*Part of a data file:*
● ● ● ● ●

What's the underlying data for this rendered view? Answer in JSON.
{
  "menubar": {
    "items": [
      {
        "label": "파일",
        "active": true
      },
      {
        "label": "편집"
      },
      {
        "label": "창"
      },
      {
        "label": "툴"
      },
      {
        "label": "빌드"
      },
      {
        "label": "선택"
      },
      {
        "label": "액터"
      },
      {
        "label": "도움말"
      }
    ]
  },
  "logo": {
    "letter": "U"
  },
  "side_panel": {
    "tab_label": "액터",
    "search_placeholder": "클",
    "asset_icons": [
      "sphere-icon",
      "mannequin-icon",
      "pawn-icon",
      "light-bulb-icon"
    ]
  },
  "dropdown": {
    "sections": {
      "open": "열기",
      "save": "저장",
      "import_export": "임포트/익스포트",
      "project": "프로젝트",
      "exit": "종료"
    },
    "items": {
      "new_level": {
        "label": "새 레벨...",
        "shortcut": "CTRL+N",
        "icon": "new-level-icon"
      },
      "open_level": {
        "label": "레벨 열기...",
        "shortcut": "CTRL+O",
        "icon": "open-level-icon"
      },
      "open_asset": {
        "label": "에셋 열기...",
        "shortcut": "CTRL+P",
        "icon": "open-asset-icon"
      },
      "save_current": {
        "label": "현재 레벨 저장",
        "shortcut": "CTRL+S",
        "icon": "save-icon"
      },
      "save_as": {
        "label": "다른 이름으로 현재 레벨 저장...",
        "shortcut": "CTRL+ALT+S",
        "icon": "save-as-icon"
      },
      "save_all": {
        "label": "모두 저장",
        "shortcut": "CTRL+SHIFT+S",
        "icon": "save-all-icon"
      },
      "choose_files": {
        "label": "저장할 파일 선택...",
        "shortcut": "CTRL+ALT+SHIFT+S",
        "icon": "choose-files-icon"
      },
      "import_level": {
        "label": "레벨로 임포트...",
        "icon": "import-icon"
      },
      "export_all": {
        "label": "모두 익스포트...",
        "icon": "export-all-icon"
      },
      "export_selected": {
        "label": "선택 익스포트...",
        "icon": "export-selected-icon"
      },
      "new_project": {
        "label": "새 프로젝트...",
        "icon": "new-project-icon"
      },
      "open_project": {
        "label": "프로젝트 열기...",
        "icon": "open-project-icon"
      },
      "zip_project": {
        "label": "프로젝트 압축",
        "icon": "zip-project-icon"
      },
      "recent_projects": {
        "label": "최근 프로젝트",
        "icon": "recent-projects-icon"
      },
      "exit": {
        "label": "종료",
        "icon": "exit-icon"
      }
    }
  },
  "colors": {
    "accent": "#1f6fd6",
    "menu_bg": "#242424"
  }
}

● ● ● ● ●

*Written task:*
Quote all the records. Keep every word exact.

*Exercise result:*
What's the underlying data for this rendered view? Answer in JSON.
{
  "menubar": {
    "items": [
      {
        "label": "파일",
        "active": true
      },
      {
        "label": "편집"
      },
      {
        "label": "창"
      },
      {
        "label": "툴"
      },
      {
        "label": "빌드"
      },
      {
        "label": "선택"
      },
      {
        "label": "액터"
      },
      {
        "label": "도움말"
      }
    ]
  },
  "logo": {
    "letter": "U"
  },
  "side_panel": {
    "tab_label": "액터",
    "search_placeholder": "클",
    "asset_icons": [
      "sphere-icon",
      "mannequin-icon",
      "pawn-icon",
      "light-bulb-icon"
    ]
  },
  "dropdown": {
    "sections": {
      "open": "열기",
      "save": "저장",
      "import_export": "임포트/익스포트",
      "project": "프로젝트",
      "exit": "종료"
    },
    "items": {
      "new_level": {
        "label": "새 레벨...",
        "shortcut": "CTRL+N",
        "icon": "new-level-icon"
      },
      "open_level": {
        "label": "레벨 열기...",
        "shortcut": "CTRL+O",
        "icon": "open-level-icon"
      },
      "open_asset": {
        "label": "에셋 열기...",
        "shortcut": "CTRL+P",
        "icon": "open-asset-icon"
      },
      "save_current": {
        "label": "현재 레벨 저장",
        "shortcut": "CTRL+S",
        "icon": "save-icon"
      },
      "save_as": {
        "label": "다른 이름으로 현재 레벨 저장...",
        "shortcut": "CTRL+ALT+S",
        "icon": "save-as-icon"
      },
      "save_all": {
        "label": "모두 저장",
        "shortcut": "CTRL+SHIFT+S",
        "icon": "save-all-icon"
      },
      "choose_files": {
        "label": "저장할 파일 선택...",
        "shortcut": "CTRL+ALT+SHIFT+S",
        "icon": "choose-files-icon"
      },
      "import_level": {
        "label": "레벨로 임포트...",
        "icon": "import-icon"
      },
      "export_all": {
        "label": "모두 익스포트...",
        "icon": "export-all-icon"
      },
      "export_selected": {
        "label": "선택 익스포트...",
        "icon": "export-selected-icon"
      },
      "new_project": {
        "label": "새 프로젝트...",
        "icon": "new-project-icon"
      },
      "open_project": {
        "label": "프로젝트 열기...",
        "icon": "open-project-icon"
      },
      "zip_project": {
        "label": "프로젝트 압축",
        "icon": "zip-project-icon"
      },
      "recent_projects": {
        "label": "최근 프로젝트",
        "icon": "recent-projects-icon"
      },
      "exit": {
        "label": "종료",
        "icon": "exit-icon"
      }
    }
  },
  "colors": {
    "accent": "#1f6fd6",
    "menu_bg": "#242424"
  }
}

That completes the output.